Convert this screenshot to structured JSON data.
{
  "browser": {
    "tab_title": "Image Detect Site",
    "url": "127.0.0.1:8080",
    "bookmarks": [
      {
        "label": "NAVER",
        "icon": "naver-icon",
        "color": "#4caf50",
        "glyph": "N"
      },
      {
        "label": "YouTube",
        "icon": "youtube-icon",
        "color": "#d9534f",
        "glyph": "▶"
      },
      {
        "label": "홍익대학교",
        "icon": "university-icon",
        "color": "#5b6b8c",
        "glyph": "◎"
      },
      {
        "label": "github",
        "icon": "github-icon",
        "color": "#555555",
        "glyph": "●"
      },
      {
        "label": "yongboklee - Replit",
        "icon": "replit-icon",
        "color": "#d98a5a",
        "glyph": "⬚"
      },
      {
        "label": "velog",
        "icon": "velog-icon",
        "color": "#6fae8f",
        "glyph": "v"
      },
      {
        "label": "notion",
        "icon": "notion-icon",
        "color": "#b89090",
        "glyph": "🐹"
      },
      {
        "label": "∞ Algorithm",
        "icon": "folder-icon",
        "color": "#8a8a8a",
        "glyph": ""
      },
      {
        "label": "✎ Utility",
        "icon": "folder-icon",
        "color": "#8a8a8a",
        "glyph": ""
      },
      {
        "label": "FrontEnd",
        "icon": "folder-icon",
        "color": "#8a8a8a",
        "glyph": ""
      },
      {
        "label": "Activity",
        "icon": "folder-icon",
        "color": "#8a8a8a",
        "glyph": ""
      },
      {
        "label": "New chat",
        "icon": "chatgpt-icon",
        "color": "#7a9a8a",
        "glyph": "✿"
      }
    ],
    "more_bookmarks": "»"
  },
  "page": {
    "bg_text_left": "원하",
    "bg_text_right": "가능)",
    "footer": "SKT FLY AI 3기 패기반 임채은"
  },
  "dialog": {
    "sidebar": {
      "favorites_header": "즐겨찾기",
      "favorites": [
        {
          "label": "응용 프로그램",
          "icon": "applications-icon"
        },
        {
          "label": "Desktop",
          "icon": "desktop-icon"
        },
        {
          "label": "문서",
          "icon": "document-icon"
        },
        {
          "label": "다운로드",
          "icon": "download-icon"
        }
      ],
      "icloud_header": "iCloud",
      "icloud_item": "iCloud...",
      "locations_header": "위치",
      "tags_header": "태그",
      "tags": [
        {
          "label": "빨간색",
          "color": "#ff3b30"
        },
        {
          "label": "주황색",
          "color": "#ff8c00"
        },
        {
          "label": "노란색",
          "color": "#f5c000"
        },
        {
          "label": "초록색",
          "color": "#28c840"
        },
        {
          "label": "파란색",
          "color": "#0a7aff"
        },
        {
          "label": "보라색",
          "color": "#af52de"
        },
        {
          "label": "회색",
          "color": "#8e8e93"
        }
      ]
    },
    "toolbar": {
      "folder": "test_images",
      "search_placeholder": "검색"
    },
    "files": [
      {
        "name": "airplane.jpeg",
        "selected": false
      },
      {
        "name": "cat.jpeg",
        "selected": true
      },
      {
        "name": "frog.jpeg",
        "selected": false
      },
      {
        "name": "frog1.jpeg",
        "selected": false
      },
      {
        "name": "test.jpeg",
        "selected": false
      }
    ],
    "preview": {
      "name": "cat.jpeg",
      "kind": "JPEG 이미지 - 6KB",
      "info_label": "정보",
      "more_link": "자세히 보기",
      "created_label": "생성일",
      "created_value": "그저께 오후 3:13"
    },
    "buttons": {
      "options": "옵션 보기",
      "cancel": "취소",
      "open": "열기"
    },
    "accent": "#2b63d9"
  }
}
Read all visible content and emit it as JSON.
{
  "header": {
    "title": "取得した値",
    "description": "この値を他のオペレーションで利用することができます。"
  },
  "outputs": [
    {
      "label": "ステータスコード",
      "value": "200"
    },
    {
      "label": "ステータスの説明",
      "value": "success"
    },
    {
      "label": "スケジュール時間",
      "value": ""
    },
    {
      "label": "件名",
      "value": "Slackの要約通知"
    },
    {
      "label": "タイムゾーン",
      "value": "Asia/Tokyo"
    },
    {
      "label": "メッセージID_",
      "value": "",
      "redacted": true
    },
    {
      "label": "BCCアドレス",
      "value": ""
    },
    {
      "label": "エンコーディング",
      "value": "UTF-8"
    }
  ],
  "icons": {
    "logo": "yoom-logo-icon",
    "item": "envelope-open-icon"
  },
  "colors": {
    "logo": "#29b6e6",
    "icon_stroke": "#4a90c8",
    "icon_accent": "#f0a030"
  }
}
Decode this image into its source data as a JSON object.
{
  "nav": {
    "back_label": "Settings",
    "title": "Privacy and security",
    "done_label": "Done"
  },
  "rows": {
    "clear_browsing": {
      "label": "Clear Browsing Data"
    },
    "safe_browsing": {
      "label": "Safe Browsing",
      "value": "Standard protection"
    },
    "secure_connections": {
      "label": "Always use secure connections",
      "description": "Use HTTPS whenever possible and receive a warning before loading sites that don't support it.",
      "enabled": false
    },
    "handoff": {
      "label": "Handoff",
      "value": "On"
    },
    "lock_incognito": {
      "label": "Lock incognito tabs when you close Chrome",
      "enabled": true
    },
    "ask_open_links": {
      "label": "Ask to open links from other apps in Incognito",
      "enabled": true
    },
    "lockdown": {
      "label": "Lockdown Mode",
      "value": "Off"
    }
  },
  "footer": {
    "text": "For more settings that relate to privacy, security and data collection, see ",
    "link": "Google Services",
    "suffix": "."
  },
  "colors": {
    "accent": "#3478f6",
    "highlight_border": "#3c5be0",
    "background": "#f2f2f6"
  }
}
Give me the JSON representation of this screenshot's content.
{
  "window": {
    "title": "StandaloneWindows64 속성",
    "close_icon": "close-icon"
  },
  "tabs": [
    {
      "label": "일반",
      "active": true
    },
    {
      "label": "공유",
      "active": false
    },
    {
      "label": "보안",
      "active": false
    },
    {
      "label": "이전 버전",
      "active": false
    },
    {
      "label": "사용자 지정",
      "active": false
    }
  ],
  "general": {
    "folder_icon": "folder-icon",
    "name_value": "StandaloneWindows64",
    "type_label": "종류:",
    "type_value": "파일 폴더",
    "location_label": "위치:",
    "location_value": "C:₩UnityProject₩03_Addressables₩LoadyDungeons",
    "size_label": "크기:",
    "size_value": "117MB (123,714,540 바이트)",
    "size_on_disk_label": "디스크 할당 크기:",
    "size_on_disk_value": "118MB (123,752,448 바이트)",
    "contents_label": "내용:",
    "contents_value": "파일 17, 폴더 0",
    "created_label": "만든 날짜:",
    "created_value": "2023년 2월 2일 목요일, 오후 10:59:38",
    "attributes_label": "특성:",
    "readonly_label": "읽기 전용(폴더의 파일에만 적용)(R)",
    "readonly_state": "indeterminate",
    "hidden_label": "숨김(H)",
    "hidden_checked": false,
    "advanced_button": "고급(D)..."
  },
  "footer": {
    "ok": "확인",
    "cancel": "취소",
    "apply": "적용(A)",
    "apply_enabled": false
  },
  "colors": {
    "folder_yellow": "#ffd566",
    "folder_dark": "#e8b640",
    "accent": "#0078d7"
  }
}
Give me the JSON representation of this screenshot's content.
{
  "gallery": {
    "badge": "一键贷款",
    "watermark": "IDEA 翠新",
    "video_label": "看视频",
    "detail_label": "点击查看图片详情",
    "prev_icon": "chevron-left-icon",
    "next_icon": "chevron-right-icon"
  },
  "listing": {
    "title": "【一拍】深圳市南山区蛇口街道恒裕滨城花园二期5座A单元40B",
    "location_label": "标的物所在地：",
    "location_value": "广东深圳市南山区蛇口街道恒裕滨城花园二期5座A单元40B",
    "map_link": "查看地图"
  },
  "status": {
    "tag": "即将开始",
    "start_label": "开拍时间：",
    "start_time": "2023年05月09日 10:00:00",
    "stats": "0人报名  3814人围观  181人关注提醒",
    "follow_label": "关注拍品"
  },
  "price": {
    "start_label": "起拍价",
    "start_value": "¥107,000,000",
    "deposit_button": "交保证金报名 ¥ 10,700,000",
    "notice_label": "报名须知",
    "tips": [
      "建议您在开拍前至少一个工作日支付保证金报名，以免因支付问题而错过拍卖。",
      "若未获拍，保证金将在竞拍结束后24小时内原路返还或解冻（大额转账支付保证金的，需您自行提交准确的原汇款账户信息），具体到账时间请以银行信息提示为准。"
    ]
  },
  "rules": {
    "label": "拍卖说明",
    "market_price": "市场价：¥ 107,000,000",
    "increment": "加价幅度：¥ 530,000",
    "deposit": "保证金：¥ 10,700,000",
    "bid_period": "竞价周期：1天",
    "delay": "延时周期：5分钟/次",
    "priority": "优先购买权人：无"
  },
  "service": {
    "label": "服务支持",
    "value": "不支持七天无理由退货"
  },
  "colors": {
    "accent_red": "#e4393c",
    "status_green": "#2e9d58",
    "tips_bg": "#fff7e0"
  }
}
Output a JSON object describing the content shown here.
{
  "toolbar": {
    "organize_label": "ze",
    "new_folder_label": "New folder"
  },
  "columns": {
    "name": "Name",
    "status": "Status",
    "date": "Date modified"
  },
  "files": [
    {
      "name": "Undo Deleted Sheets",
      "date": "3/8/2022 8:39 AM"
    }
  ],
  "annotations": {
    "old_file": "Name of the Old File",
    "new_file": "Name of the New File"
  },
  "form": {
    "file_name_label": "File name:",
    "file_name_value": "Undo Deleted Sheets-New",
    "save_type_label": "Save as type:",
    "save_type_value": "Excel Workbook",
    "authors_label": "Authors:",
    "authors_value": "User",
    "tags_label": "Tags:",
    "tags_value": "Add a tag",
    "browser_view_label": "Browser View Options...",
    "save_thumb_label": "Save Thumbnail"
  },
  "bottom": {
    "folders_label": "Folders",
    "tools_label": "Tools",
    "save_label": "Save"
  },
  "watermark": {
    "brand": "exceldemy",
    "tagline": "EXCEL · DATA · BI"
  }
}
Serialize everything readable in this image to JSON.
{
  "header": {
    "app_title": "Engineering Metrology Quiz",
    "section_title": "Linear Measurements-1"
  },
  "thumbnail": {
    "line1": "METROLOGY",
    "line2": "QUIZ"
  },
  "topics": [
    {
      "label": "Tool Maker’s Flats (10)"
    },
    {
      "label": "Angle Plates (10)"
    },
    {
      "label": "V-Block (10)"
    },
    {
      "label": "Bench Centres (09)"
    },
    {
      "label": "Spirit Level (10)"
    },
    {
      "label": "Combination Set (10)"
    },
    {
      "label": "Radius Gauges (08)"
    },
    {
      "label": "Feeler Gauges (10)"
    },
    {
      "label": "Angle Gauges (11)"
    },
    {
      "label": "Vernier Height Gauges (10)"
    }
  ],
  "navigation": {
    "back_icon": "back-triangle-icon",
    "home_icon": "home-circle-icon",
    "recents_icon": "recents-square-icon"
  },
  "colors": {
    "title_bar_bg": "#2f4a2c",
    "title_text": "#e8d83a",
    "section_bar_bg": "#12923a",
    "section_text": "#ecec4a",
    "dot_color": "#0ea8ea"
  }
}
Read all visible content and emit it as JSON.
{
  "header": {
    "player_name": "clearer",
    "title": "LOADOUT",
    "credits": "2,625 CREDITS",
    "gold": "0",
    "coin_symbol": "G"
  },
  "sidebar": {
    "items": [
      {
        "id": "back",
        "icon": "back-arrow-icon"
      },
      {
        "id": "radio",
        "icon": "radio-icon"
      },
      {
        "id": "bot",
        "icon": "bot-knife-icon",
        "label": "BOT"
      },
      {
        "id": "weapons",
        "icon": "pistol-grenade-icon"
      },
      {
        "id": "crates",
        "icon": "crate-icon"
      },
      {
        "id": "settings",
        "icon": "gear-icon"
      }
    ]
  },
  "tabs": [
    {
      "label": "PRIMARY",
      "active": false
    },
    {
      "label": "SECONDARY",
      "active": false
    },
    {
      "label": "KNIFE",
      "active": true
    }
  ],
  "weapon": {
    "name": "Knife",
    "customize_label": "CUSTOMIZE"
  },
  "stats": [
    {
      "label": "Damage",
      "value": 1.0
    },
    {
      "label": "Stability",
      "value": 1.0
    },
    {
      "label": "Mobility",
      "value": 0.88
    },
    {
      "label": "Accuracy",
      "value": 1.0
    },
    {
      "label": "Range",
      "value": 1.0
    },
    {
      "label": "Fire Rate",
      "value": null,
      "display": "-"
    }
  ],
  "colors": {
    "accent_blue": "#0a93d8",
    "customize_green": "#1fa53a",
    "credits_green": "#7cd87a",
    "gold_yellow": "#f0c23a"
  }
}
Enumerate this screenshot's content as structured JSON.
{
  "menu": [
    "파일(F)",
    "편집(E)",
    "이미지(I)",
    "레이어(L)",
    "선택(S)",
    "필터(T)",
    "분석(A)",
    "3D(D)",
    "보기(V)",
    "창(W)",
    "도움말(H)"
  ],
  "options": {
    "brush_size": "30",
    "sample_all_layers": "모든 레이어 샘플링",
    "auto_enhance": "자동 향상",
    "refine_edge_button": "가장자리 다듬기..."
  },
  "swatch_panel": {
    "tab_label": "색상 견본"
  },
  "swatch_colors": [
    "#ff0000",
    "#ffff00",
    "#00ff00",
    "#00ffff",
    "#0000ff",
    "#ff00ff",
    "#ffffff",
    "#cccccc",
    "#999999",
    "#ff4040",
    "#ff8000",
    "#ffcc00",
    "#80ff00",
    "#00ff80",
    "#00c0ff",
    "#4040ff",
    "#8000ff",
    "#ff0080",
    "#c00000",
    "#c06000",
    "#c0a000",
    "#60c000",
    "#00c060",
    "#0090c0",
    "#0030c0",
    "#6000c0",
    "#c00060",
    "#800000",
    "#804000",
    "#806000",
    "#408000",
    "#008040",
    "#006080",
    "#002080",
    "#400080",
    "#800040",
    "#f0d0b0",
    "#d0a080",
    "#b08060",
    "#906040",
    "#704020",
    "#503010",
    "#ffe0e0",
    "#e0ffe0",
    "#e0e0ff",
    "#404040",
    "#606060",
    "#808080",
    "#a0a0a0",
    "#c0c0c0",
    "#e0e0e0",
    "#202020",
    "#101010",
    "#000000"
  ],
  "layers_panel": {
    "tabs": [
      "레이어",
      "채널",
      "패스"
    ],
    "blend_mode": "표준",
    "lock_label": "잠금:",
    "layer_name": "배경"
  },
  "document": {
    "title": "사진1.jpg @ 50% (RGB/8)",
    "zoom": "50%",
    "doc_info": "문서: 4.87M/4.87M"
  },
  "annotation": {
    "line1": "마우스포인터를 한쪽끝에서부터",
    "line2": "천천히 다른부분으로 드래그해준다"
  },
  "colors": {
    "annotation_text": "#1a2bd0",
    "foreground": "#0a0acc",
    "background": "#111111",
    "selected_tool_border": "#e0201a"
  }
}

=== JOB ===
In the entries above, identify every line with the string "description".

=== ANSWER TO THE EXERCISE ===
    "description": "この値を他のオペレーションで利用することができます。"
      "description": "Use HTTPS whenever possible and receive a warning before loading sites that don't support it.",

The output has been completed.